*** Data excerpts ***
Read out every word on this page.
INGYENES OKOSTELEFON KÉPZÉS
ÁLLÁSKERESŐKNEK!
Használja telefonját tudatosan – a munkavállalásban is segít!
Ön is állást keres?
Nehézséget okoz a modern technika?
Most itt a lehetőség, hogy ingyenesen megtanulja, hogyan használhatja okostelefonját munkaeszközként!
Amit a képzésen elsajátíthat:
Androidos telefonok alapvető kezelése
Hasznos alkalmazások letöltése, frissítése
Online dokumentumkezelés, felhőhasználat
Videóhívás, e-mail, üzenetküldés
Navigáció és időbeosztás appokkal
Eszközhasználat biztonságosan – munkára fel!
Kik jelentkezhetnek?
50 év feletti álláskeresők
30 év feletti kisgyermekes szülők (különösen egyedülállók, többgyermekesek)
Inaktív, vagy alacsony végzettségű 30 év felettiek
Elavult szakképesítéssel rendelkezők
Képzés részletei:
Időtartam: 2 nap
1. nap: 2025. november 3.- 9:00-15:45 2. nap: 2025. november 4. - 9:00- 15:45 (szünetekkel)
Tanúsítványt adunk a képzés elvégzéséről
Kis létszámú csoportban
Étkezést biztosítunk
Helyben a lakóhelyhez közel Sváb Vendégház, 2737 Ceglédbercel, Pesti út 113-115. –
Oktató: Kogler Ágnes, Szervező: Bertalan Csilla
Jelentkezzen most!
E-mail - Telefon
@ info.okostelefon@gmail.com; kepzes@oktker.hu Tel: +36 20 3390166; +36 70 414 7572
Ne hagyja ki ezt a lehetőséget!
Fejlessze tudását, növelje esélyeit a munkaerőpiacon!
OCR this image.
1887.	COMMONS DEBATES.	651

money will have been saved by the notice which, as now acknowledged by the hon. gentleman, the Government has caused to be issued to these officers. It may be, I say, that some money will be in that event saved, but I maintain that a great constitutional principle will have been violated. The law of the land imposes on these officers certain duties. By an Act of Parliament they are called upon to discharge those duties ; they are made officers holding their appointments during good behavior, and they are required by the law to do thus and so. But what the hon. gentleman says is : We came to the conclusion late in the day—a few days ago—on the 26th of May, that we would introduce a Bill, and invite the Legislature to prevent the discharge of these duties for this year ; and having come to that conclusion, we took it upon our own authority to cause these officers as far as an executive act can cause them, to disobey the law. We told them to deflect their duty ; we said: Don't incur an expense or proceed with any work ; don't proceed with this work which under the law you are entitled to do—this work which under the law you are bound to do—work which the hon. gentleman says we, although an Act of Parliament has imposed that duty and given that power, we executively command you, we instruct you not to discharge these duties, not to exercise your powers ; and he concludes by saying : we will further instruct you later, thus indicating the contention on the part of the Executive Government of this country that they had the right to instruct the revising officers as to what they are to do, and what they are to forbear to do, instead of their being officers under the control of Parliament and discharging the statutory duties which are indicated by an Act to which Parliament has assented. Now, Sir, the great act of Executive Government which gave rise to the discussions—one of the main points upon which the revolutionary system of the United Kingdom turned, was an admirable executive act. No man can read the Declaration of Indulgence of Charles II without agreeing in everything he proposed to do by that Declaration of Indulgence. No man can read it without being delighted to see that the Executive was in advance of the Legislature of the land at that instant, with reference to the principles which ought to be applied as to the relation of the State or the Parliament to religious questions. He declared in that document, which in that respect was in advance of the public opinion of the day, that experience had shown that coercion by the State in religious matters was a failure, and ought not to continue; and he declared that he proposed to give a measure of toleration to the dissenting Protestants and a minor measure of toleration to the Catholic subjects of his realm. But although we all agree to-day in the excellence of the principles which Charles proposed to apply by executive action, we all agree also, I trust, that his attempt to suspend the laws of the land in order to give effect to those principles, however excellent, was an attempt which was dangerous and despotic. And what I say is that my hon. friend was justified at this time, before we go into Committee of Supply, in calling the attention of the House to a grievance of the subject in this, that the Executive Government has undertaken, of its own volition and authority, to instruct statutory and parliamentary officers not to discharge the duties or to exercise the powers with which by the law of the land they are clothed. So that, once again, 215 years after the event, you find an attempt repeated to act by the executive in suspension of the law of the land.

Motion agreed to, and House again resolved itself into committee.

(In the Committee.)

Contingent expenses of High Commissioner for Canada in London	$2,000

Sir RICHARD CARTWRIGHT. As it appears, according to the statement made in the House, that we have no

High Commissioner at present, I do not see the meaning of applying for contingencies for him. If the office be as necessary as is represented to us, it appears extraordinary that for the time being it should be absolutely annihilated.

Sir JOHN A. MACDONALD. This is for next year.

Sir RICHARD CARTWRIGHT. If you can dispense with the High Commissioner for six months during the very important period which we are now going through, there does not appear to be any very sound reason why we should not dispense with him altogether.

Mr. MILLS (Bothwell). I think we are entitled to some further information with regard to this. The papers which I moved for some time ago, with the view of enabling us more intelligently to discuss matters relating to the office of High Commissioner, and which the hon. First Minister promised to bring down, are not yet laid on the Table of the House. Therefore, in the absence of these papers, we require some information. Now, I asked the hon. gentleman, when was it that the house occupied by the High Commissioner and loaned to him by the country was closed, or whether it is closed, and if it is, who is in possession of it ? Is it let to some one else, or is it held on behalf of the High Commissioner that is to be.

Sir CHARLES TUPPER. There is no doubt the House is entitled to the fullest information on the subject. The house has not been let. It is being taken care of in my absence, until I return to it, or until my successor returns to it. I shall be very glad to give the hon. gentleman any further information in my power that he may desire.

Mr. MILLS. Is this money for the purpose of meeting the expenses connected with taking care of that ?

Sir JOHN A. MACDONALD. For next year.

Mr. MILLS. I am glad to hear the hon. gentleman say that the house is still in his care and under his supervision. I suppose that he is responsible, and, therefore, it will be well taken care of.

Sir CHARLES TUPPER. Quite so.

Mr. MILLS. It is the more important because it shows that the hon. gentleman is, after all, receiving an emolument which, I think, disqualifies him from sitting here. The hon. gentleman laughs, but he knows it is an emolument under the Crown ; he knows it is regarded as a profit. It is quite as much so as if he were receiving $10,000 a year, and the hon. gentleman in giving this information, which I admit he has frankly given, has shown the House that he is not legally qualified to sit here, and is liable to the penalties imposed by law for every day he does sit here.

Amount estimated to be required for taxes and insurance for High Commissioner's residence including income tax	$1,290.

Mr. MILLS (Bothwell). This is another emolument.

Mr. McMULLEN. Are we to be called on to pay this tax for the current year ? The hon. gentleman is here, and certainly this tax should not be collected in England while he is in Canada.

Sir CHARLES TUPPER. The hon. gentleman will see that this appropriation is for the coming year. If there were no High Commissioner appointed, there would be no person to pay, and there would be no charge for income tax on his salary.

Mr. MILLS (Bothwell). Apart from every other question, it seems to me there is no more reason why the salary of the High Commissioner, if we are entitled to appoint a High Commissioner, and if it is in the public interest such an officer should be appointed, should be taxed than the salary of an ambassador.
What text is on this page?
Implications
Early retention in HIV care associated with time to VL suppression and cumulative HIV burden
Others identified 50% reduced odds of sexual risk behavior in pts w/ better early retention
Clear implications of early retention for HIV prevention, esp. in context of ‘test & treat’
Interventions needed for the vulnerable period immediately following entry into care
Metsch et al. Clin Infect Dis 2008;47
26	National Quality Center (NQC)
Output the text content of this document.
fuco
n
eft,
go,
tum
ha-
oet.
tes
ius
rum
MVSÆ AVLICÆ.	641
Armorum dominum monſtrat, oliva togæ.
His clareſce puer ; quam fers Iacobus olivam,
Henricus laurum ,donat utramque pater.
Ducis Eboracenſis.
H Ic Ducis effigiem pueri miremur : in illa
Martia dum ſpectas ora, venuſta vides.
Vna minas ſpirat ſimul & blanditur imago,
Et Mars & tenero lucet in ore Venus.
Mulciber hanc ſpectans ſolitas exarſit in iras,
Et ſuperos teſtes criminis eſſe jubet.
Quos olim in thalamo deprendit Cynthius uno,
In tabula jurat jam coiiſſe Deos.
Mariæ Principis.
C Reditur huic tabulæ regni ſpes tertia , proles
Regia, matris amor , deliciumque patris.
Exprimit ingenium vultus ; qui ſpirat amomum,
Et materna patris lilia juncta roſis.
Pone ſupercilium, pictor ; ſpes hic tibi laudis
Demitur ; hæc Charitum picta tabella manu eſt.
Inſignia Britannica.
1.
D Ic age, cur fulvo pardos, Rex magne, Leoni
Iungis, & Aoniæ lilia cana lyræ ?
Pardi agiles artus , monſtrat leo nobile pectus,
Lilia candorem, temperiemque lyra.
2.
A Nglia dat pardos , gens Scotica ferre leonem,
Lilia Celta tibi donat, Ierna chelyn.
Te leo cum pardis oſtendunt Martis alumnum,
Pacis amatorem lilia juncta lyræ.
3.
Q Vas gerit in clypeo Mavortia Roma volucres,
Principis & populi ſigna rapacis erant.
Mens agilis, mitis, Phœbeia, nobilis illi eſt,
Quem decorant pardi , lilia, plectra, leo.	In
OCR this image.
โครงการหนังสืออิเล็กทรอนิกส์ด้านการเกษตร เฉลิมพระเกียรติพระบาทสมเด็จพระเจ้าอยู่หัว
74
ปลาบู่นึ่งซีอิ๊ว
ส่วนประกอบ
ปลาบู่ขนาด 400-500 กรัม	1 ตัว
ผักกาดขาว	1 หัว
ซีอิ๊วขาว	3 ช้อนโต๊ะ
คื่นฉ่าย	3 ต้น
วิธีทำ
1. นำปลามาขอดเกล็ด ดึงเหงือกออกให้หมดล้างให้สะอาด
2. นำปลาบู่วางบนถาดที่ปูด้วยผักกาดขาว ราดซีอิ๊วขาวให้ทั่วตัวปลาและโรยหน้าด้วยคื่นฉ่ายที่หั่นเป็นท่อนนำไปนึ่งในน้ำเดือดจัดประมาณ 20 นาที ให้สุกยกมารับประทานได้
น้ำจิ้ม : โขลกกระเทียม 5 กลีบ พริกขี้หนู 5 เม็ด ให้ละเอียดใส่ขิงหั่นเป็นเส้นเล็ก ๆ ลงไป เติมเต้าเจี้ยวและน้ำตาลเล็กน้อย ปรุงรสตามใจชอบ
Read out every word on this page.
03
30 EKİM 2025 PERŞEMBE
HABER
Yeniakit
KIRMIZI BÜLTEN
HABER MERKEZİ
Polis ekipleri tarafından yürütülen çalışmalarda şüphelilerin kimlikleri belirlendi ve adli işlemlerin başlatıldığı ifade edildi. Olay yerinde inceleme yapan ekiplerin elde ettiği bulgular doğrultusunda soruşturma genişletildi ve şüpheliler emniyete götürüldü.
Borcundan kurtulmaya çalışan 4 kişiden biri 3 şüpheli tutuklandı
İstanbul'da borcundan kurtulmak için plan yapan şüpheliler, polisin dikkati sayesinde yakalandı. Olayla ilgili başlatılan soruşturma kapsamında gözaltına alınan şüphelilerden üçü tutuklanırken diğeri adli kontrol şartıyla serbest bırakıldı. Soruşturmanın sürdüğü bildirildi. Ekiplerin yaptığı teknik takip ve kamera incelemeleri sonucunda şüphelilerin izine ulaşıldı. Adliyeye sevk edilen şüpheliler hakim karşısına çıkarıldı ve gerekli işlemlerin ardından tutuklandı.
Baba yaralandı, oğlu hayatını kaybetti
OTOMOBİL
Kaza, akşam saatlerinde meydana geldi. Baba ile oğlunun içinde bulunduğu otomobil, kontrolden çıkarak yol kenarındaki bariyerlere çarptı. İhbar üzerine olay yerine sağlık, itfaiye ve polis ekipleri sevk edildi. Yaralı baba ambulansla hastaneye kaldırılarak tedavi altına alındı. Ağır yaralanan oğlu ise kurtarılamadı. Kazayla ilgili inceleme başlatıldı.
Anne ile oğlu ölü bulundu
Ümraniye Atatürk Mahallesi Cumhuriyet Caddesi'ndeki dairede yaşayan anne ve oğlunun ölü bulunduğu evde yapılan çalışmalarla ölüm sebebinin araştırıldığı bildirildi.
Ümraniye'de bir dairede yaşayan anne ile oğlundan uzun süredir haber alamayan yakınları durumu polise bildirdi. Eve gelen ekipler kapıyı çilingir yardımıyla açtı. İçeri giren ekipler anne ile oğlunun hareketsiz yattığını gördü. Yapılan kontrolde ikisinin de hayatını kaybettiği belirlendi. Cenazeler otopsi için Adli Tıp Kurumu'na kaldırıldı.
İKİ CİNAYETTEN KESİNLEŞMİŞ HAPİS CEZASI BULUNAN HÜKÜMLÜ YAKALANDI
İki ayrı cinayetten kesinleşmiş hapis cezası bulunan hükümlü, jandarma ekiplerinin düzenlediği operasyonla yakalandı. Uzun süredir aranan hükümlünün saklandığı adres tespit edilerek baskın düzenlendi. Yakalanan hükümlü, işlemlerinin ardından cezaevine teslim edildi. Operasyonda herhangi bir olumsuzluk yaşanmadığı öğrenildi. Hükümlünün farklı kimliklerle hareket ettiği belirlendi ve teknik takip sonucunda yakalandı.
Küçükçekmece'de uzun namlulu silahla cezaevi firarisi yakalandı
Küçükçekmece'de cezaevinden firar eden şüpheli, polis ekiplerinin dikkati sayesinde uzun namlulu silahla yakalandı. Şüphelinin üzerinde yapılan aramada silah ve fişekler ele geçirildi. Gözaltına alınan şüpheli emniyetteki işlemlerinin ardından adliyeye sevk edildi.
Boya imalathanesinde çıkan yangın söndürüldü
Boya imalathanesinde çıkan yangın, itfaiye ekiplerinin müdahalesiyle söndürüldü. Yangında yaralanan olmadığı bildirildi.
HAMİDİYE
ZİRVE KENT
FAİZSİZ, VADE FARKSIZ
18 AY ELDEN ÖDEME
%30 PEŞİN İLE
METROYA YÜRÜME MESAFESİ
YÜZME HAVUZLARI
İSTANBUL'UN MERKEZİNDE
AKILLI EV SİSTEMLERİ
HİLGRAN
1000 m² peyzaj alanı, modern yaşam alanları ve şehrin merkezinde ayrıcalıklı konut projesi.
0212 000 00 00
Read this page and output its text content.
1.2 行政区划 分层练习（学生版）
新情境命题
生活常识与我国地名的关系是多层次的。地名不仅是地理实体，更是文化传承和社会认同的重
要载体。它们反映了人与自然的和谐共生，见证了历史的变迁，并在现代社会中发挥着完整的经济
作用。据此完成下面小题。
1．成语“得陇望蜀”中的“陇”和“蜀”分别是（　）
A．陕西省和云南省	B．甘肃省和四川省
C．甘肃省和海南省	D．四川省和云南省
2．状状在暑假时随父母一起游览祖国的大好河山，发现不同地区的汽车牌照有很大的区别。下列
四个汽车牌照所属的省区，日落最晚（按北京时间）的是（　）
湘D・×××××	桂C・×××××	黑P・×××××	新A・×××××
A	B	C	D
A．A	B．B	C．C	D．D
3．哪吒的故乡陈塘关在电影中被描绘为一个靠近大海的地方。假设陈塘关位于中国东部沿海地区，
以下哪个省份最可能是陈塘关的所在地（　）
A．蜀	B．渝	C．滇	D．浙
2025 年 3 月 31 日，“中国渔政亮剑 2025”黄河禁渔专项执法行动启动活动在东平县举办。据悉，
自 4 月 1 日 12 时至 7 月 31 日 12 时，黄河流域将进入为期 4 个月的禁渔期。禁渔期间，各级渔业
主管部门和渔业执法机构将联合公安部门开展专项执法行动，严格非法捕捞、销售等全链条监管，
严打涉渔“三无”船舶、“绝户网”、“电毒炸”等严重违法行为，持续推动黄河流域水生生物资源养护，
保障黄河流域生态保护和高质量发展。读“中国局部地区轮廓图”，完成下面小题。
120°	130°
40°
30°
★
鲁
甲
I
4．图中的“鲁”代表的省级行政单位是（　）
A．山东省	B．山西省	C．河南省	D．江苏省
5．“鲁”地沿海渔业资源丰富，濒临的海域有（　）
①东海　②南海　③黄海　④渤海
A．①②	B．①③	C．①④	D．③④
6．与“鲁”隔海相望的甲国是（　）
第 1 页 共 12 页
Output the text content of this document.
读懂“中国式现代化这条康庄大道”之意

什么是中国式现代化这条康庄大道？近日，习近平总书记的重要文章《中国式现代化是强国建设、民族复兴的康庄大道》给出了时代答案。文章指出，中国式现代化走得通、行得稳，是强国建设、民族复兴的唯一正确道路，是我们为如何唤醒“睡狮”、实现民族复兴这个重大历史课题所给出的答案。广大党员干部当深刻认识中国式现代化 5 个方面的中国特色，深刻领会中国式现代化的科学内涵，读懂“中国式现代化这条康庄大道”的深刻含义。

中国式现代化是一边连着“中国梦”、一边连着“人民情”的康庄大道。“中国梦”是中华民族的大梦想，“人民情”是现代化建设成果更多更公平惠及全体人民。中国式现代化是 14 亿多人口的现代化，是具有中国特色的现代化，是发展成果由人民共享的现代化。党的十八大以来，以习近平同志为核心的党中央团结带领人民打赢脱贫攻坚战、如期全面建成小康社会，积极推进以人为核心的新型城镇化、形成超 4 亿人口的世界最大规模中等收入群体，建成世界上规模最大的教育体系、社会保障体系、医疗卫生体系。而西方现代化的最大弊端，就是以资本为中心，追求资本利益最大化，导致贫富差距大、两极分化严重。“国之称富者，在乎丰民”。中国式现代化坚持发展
***
**Goal:** Collect every line from the records above that contains the word "donat".

**Solution:**
Henricus laurum ,donat utramque pater.
Lilia Celta tibi donat, Ierna chelyn.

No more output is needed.